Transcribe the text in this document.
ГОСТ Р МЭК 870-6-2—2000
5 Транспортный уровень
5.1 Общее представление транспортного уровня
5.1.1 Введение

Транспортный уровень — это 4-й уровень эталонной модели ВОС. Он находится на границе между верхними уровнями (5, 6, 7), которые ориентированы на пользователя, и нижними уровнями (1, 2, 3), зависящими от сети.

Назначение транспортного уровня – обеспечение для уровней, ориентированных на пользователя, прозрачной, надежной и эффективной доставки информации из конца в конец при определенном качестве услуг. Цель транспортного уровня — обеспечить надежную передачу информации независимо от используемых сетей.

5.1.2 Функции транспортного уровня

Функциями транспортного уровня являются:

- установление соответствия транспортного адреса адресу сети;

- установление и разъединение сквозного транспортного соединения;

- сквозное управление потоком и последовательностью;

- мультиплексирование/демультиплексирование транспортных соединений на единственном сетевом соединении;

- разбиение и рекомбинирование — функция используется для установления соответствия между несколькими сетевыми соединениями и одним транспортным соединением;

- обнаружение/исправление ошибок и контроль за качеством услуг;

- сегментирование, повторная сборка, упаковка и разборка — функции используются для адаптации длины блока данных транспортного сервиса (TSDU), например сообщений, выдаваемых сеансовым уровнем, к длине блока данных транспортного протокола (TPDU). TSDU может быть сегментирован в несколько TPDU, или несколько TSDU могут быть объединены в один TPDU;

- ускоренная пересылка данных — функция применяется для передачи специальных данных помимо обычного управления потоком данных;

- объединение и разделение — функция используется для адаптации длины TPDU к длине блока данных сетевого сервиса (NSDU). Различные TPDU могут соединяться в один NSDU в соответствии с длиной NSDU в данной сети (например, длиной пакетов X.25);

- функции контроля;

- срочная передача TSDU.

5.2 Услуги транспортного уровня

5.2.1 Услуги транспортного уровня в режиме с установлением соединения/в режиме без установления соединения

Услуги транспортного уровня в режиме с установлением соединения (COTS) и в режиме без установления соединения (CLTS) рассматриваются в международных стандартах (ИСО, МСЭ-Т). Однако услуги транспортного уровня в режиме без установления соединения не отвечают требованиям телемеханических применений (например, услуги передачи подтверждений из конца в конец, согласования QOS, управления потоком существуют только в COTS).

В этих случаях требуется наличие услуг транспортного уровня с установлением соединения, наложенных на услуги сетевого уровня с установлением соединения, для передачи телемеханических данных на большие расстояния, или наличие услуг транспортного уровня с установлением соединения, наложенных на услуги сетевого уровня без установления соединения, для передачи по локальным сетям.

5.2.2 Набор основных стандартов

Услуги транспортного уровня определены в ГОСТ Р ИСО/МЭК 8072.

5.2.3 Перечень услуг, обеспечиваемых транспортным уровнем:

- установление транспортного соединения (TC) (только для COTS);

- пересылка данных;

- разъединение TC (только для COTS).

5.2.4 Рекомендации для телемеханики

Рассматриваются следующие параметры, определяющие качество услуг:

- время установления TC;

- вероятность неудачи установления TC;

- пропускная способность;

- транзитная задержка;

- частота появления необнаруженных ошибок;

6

○ ○ ○

» Stated problem: Extract all of the data exactly as written.

» Result for this exercise:
Transcribe the text in this document.
ГОСТ Р МЭК 870-6-2—2000
5 Транспортный уровень
5.1 Общее представление транспортного уровня
5.1.1 Введение

Транспортный уровень — это 4-й уровень эталонной модели ВОС. Он находится на границе между верхними уровнями (5, 6, 7), которые ориентированы на пользователя, и нижними уровнями (1, 2, 3), зависящими от сети.

Назначение транспортного уровня – обеспечение для уровней, ориентированных на пользователя, прозрачной, надежной и эффективной доставки информации из конца в конец при определенном качестве услуг. Цель транспортного уровня — обеспечить надежную передачу информации независимо от используемых сетей.

5.1.2 Функции транспортного уровня

Функциями транспортного уровня являются:

- установление соответствия транспортного адреса адресу сети;

- установление и разъединение сквозного транспортного соединения;

- сквозное управление потоком и последовательностью;

- мультиплексирование/демультиплексирование транспортных соединений на единственном сетевом соединении;

- разбиение и рекомбинирование — функция используется для установления соответствия между несколькими сетевыми соединениями и одним транспортным соединением;

- обнаружение/исправление ошибок и контроль за качеством услуг;

- сегментирование, повторная сборка, упаковка и разборка — функции используются для адаптации длины блока данных транспортного сервиса (TSDU), например сообщений, выдаваемых сеансовым уровнем, к длине блока данных транспортного протокола (TPDU). TSDU может быть сегментирован в несколько TPDU, или несколько TSDU могут быть объединены в один TPDU;

- ускоренная пересылка данных — функция применяется для передачи специальных данных помимо обычного управления потоком данных;

- объединение и разделение — функция используется для адаптации длины TPDU к длине блока данных сетевого сервиса (NSDU). Различные TPDU могут соединяться в один NSDU в соответствии с длиной NSDU в данной сети (например, длиной пакетов X.25);

- функции контроля;

- срочная передача TSDU.

5.2 Услуги транспортного уровня

5.2.1 Услуги транспортного уровня в режиме с установлением соединения/в режиме без установления соединения

Услуги транспортного уровня в режиме с установлением соединения (COTS) и в режиме без установления соединения (CLTS) рассматриваются в международных стандартах (ИСО, МСЭ-Т). Однако услуги транспортного уровня в режиме без установления соединения не отвечают требованиям телемеханических применений (например, услуги передачи подтверждений из конца в конец, согласования QOS, управления потоком существуют только в COTS).

В этих случаях требуется наличие услуг транспортного уровня с установлением соединения, наложенных на услуги сетевого уровня с установлением соединения, для передачи телемеханических данных на большие расстояния, или наличие услуг транспортного уровня с установлением соединения, наложенных на услуги сетевого уровня без установления соединения, для передачи по локальным сетям.

5.2.2 Набор основных стандартов

Услуги транспортного уровня определены в ГОСТ Р ИСО/МЭК 8072.

5.2.3 Перечень услуг, обеспечиваемых транспортным уровнем:

- установление транспортного соединения (TC) (только для COTS);

- пересылка данных;

- разъединение TC (только для COTS).

5.2.4 Рекомендации для телемеханики

Рассматриваются следующие параметры, определяющие качество услуг:

- время установления TC;

- вероятность неудачи установления TC;

- пропускная способность;

- транзитная задержка;

- частота появления необнаруженных ошибок;

6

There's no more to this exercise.